**Document passage:**
# # # # # # #

The search for low-penetrance breast cancer genes
© BioMed Central 2002
Published: 17 June 2005
Fifteen per cent to 20% of the familial clustering of breast cancer is explained by the effects of highly penetrant mutations in BRCA1 and BRCA2. Modelling based on the patterns of familial aggregation of breast cancer in the relatives of cases ascertained on a population basis suggests that much of the remaining familial effect is due to the combined effects of genetic variants individually of small effect. The numbers of such variants, their allele frequencies and the strength of their effects is not known.
We have carried out association studies to search for common variants (minor allele frequency >5–10%) that contribute to predisposition,. To date we have studied 400 SNPs in 110 genes using a two-stage study design, in which a first set of 2300 cases and controls is analysed and all SNPs with a significance value of P < 0.1 or better are then tested in a second, similar, case/control set.
No individual SNP has, to date, given a P value for association (based on genotype distribution) lower than 10-4. A number of SNPs give P values between 10-2 and 10-4, depending on the genetic model that is chosen for the analysis. Most of these are probably false positives, the consequence of multiple testing. However, comparison of the distribution of P values across the entire study set with that expected if there were no genetic effect suggests that some of these are probably true positive associations, representing low-level predisposing effects.
A candidate gene approach is slow and relatively expensive, and has not so far yielded unequivocal positive results for any individual gene. The 'genetic architecture' of breast cancer – that is, the number and characteristics of predisposing genetic variants – is still not known. In an attempt to elucidate this and to hasten the process of gene discovery, we have initiated (with collaborators in the UK and at Perlegen Science Inc.) a genome-wide scan. Again we use a two-stage approach. In the first stage we will evaluate 266,000 SNPs in 400 breast cancer cases and 400 controls. The cases will be 'enriched' for genetic effects by choosing those with a family history, tested negative for BRCA1/2 mutation. In the second stage, ~5% of SNPs will be further evaluated in 4600 cases and controls. A final stage of evaluation for positives from the second stage, and from our earlier studies, will require analysis of a further, very large (~10,000), case/control set, which we hope to assemble through international collaboration.

# # # # # # #

**Records:**
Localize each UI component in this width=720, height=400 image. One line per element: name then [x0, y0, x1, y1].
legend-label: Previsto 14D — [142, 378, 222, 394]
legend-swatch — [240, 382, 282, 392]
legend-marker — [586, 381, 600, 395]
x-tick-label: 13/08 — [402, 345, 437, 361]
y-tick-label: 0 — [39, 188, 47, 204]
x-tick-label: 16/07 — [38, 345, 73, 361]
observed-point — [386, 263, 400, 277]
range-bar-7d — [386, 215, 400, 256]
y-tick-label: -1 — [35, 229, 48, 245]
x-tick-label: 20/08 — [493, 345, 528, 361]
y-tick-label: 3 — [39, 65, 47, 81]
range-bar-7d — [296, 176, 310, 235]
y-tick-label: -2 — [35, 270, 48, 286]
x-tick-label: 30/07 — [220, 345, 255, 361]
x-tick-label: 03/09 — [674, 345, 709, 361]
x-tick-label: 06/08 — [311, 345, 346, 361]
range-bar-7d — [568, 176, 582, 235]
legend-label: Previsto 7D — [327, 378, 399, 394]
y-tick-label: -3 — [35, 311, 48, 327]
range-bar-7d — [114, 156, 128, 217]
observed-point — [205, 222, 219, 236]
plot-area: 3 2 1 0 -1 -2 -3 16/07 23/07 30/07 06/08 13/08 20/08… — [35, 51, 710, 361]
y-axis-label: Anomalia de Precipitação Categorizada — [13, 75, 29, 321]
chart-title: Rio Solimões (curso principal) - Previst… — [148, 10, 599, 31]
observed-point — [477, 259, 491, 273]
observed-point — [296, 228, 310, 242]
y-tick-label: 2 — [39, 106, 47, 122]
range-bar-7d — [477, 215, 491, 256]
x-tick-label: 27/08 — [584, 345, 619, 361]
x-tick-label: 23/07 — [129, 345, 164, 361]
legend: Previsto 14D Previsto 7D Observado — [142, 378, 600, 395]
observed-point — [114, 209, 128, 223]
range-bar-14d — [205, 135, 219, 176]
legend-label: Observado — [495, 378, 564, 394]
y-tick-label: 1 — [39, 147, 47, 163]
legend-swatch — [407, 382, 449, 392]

# # # # # # #

**Task to complete:**
In the passage on low-penetrance breast cancer genes, how many SNPs will the first stage of the genome-wide scan evaluate?

**Response area:**
266,000 SNPs, in 400 breast cancer cases and 400 controls.